**TASK OBJECTIVE**
Make an exact copy of the records, with the pictures left out.

**ROWS**
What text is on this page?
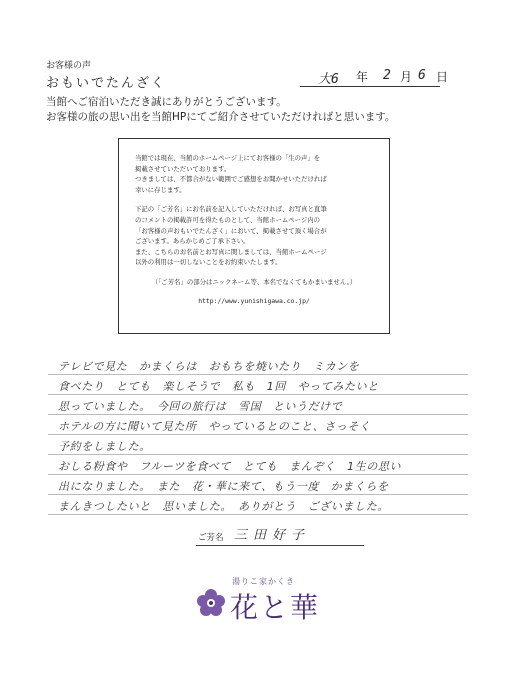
お客様の声
おもいでたんざく	大6 年 2 月 6 日
当館へご宿泊いただき誠にありがとうございます。
お客様の旅の思い出を当館HPにてご紹介させていただければと思います。

当館では現在、当館のホームページ上にてお客様の「生の声」を
掲載させていただいております。
つきましては、不都合がない範囲でご感想をお聞かせいただければ
幸いに存じます。

下記の「ご芳名」にお名前を記入していただければ、お写真と直筆
のコメントの掲載許可を得たものとして、当館ホームページ内の
「お客様の声おもいでたんざく」において、掲載させて頂く場合が
ございます。あらかじめご了承下さい。
また、こちらのお名前とお写真に関しましては、当館ホームページ
以外の利用は一切しないことをお約束いたします。

（「ご芳名」の部分はニックネーム等、本名でなくてもかまいません。）
http://www.yunishigawa.co.jp/
テレビで見た　かまくらは　おもちを焼いたり　ミカンを
食べたり　とても　楽しそうで　私も　1回　やってみたいと
思っていました。　今回の旅行は　雪国　というだけで
ホテルの方に聞いて見た所　やっているとのこと、さっそく
予約をしました。
おしる粉食や　フルーツを食べて　とても　まんぞく　1生の思い
出になりました。　また　花・華に来て、もう一度　かまくらを
まんきつしたいと　思いました。　ありがとう　ございました。
ご芳名 三田好子
湯りこ家かくき
花と華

**RESULT OF THIS TASK**
What text is on this page?
お客様の声
おもいでたんざく	大6 年 2 月 6 日
当館へご宿泊いただき誠にありがとうございます。
お客様の旅の思い出を当館HPにてご紹介させていただければと思います。

当館では現在、当館のホームページ上にてお客様の「生の声」を
掲載させていただいております。
つきましては、不都合がない範囲でご感想をお聞かせいただければ
幸いに存じます。

下記の「ご芳名」にお名前を記入していただければ、お写真と直筆
のコメントの掲載許可を得たものとして、当館ホームページ内の
「お客様の声おもいでたんざく」において、掲載させて頂く場合が
ございます。あらかじめご了承下さい。
また、こちらのお名前とお写真に関しましては、当館ホームページ
以外の利用は一切しないことをお約束いたします。

（「ご芳名」の部分はニックネーム等、本名でなくてもかまいません。）
http://www.yunishigawa.co.jp/
テレビで見た　かまくらは　おもちを焼いたり　ミカンを
食べたり　とても　楽しそうで　私も　1回　やってみたいと
思っていました。　今回の旅行は　雪国　というだけで
ホテルの方に聞いて見た所　やっているとのこと、さっそく
予約をしました。
おしる粉食や　フルーツを食べて　とても　まんぞく　1生の思い
出になりました。　また　花・華に来て、もう一度　かまくらを
まんきつしたいと　思いました。　ありがとう　ございました。
ご芳名 三田好子
湯りこ家かくき
花と華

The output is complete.